Records excerpted from a collection:
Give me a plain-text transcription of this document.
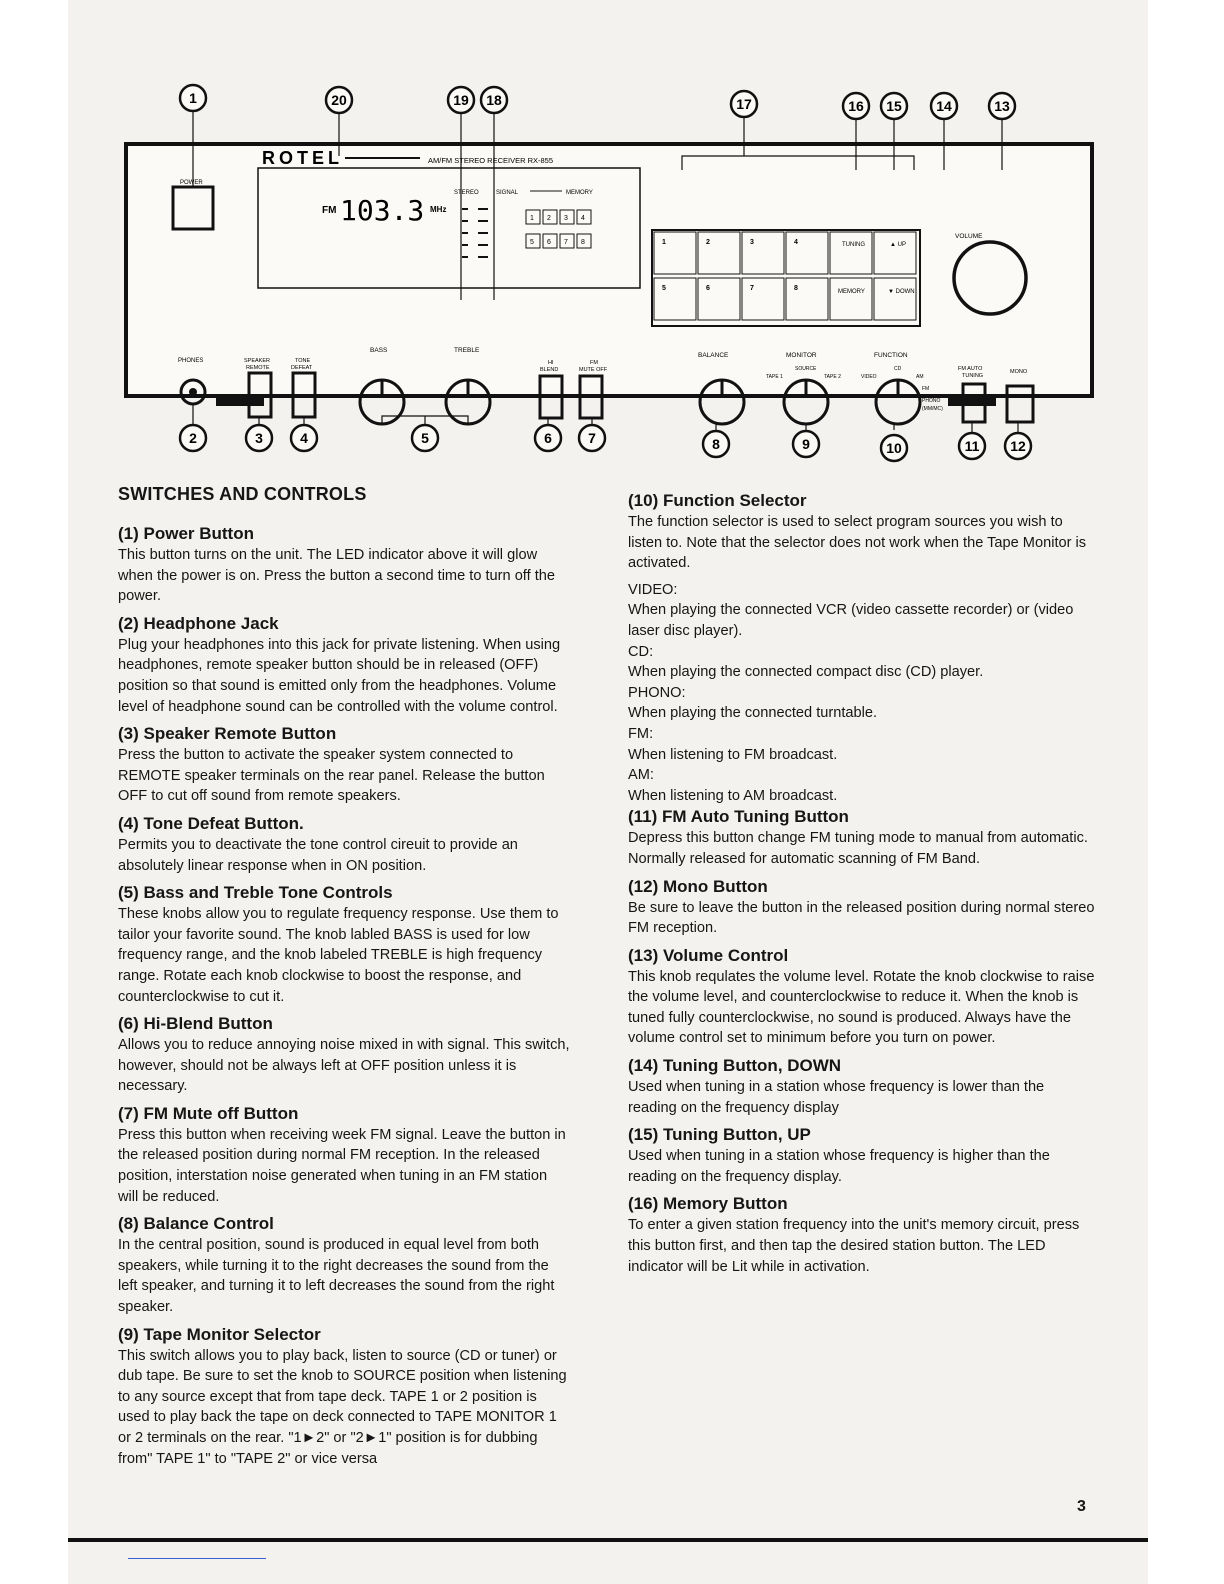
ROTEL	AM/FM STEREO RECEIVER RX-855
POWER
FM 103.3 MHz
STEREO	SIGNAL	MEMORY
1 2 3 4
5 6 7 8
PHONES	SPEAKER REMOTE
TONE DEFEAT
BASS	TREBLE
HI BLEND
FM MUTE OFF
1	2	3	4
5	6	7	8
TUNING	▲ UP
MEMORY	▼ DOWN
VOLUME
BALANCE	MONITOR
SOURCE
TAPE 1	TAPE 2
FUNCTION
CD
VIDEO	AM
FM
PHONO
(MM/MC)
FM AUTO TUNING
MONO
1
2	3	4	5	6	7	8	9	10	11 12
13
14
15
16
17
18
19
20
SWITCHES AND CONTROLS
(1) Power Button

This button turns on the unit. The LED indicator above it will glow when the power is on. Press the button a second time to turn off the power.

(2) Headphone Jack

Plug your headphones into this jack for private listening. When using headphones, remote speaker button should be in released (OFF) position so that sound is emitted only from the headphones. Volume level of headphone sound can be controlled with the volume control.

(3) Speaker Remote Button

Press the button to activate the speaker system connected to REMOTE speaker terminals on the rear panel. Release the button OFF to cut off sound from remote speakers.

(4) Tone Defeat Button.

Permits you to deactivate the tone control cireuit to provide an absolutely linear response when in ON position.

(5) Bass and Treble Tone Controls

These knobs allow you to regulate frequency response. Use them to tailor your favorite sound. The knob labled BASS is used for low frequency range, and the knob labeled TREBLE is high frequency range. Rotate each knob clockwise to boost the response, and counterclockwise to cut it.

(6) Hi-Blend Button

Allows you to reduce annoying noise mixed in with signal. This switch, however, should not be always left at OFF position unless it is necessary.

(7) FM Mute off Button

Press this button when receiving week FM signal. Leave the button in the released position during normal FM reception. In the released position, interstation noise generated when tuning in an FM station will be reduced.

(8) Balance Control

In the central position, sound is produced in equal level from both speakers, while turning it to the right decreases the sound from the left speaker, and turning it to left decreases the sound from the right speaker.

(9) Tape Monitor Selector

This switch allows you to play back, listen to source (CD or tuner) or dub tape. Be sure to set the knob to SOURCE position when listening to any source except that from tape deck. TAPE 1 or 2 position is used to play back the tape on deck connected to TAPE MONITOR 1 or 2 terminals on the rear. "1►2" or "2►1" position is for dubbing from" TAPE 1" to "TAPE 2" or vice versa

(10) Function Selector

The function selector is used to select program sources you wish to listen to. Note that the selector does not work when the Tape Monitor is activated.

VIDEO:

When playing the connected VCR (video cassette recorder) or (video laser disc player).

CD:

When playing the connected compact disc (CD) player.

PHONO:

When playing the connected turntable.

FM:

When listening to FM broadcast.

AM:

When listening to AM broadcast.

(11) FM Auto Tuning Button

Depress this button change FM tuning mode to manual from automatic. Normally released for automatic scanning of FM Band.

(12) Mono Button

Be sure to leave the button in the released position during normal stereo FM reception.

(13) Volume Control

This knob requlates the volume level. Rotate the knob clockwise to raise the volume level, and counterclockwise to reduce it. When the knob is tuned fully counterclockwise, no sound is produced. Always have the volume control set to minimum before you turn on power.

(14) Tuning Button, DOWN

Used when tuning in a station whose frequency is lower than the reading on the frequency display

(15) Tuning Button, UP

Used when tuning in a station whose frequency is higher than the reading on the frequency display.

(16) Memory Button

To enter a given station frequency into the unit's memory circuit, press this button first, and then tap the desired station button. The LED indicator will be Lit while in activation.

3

* * *

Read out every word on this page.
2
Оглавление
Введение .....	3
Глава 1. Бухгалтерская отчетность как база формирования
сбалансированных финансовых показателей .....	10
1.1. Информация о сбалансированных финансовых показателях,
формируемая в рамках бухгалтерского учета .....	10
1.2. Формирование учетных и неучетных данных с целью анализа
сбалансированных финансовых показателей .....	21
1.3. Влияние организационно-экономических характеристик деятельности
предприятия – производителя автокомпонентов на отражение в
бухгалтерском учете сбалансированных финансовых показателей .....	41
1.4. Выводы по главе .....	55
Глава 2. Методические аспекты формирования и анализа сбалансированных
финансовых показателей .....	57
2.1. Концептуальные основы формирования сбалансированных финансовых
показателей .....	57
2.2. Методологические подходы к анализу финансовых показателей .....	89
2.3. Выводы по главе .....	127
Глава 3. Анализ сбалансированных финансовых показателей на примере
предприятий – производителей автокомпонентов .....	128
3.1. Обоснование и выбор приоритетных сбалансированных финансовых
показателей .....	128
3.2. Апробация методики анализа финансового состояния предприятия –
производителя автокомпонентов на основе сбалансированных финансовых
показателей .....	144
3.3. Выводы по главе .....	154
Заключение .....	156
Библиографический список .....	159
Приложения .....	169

- **Work instructions**: Select from the material above each line in which the string "предприятия" appears, and list those lines.

- **Final result**:
предприятия – производителя автокомпонентов на отражение в
3.2. Апробация методики анализа финансового состояния предприятия –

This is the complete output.